◆ Provided data ◆
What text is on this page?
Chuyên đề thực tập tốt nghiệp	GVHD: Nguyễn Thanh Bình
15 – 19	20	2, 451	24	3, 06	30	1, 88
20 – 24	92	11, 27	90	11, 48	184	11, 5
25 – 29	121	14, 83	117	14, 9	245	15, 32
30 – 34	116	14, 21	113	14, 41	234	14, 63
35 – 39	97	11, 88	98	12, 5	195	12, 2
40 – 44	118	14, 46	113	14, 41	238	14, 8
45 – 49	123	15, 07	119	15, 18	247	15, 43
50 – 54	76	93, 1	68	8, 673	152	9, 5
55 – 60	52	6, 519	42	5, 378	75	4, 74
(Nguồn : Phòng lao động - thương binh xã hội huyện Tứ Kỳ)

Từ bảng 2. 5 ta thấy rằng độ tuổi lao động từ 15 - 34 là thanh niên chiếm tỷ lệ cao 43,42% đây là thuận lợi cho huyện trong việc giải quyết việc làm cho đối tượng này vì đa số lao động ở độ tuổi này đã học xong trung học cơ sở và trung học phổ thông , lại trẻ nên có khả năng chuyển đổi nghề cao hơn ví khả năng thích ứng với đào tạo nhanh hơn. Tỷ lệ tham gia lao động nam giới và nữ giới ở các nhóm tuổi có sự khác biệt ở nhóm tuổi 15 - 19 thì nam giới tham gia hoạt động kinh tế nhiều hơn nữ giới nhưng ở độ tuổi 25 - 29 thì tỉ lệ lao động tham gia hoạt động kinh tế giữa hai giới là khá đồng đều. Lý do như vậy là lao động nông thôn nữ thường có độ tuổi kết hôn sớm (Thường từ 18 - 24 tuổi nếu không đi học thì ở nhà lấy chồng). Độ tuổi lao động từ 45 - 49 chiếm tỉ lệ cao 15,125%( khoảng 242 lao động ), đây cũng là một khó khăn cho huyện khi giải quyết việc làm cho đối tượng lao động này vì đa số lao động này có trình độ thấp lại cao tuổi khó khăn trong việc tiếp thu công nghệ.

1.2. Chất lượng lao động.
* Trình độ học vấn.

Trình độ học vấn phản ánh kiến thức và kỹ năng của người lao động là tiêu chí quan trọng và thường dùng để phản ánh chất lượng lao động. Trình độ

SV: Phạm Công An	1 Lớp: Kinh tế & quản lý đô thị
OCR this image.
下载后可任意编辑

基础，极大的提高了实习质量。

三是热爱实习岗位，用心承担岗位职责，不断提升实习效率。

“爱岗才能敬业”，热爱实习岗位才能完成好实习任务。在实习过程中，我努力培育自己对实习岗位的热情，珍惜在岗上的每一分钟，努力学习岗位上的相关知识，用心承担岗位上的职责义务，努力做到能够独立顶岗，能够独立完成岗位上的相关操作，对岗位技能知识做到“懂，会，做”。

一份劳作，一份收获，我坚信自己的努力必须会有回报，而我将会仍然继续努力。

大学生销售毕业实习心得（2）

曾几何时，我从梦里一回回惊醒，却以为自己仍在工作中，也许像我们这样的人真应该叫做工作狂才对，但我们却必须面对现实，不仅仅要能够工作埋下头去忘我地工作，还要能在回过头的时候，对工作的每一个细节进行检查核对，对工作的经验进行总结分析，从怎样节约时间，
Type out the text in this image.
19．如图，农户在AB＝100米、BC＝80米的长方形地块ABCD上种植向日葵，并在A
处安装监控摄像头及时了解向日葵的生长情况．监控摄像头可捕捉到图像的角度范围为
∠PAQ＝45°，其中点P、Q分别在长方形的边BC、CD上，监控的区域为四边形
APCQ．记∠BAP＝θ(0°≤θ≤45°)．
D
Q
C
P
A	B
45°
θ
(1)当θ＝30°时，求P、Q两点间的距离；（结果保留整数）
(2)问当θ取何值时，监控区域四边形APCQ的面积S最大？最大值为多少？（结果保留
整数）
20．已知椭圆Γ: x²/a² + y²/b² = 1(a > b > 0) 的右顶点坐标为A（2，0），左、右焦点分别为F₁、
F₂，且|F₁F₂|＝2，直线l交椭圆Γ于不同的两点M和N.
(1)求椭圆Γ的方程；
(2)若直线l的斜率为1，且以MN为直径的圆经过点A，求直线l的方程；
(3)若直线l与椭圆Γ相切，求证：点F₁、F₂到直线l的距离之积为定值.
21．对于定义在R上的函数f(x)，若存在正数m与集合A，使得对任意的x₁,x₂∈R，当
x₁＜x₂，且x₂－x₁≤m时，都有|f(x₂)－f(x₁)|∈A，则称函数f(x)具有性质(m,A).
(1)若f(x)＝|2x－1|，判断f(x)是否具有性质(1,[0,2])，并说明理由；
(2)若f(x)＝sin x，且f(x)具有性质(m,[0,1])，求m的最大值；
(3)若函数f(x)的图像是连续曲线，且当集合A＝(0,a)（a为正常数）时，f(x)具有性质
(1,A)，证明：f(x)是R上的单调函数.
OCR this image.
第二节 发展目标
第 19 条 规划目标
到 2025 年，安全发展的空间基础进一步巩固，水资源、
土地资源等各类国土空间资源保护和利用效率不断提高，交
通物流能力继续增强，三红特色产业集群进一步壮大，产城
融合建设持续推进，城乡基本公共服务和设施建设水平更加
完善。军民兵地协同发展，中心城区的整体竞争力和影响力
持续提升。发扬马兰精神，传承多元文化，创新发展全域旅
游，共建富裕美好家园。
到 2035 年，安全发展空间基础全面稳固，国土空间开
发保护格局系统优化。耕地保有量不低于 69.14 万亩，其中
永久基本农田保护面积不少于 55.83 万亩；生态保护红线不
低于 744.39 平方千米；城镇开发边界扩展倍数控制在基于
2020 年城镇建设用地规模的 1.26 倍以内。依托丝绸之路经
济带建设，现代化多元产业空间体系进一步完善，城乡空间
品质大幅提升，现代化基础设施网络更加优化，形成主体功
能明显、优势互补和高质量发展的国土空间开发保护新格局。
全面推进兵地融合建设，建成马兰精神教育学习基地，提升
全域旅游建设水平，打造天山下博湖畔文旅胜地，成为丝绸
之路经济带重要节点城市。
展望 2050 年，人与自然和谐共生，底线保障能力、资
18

◆ Task directions ◆
Locate and copy each line in the data above that includes the word "text".

◆ Response ◆
What text is on this page?
Type out the text in this image.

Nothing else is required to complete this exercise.